> **Records provided**
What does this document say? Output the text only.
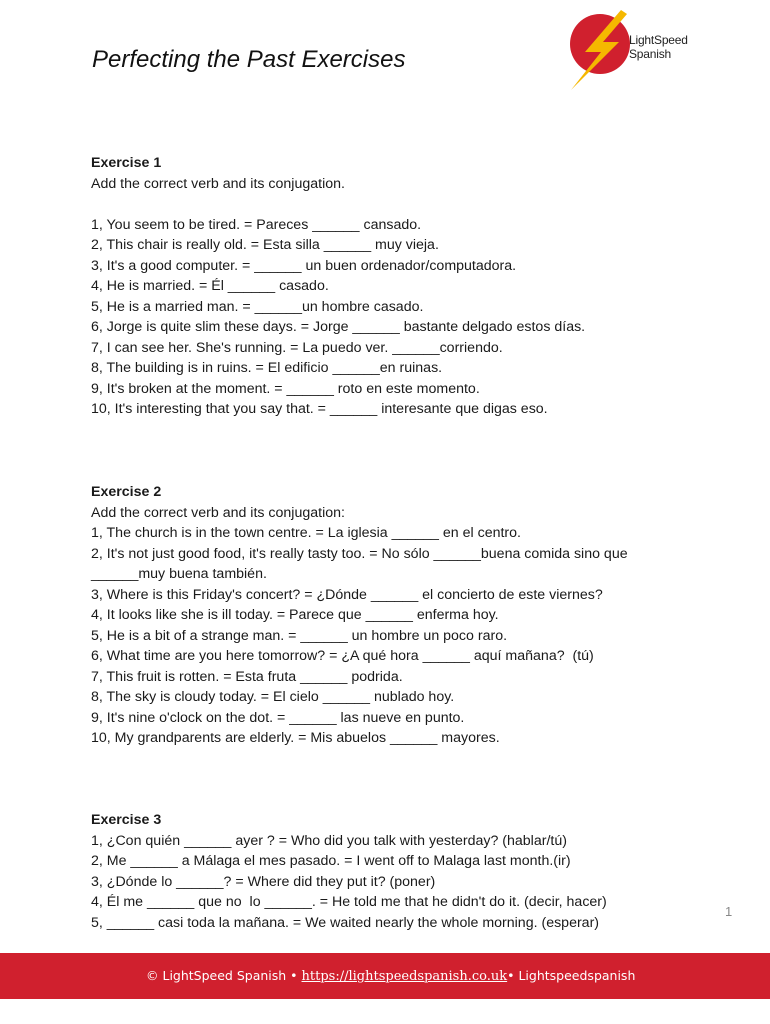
Perfecting the Past Exercises
LightSpeed
Spanish
Exercise 1
Add the correct verb and its conjugation.
1, You seem to be tired. = Pareces ______ cansado.
2, This chair is really old. = Esta silla ______ muy vieja.
3, It's a good computer. = ______ un buen ordenador/computadora.
4, He is married. = Él ______ casado.
5, He is a married man. = ______un hombre casado.
6, Jorge is quite slim these days. = Jorge ______ bastante delgado estos días.
7, I can see her. She's running. = La puedo ver. ______corriendo.
8, The building is in ruins. = El edificio ______en ruinas.
9, It's broken at the moment. = ______ roto en este momento.
10, It's interesting that you say that. = ______ interesante que digas eso.
Exercise 2
Add the correct verb and its conjugation:
1, The church is in the town centre. = La iglesia ______ en el centro.
2, It's not just good food, it's really tasty too. = No sólo ______buena comida sino que
______muy buena también.
3, Where is this Friday's concert? = ¿Dónde ______ el concierto de este viernes?
4, It looks like she is ill today. = Parece que ______ enferma hoy.
5, He is a bit of a strange man. = ______ un hombre un poco raro.
6, What time are you here tomorrow? = ¿A qué hora ______ aquí mañana?  (tú)
7, This fruit is rotten. = Esta fruta ______ podrida.
8, The sky is cloudy today. = El cielo ______ nublado hoy.
9, It's nine o'clock on the dot. = ______ las nueve en punto.
10, My grandparents are elderly. = Mis abuelos ______ mayores.
Exercise 3
1, ¿Con quién ______ ayer ? = Who did you talk with yesterday? (hablar/tú)
2, Me ______ a Málaga el mes pasado. = I went off to Malaga last month.(ir)
3, ¿Dónde lo ______? = Where did they put it? (poner)
4, Él me ______ que no  lo ______. = He told me that he didn't do it. (decir, hacer)
5, ______ casi toda la mañana. = We waited nearly the whole morning. (esperar)
1
© LightSpeed Spanish • https://lightspeedspanish.co.uk• Lightspeedspanish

> **Prompt**
Which lines contain the word "casado"? Return each of them.

> **Exercise output**
4, He is married. = Él ______ casado.
5, He is a married man. = ______un hombre casado.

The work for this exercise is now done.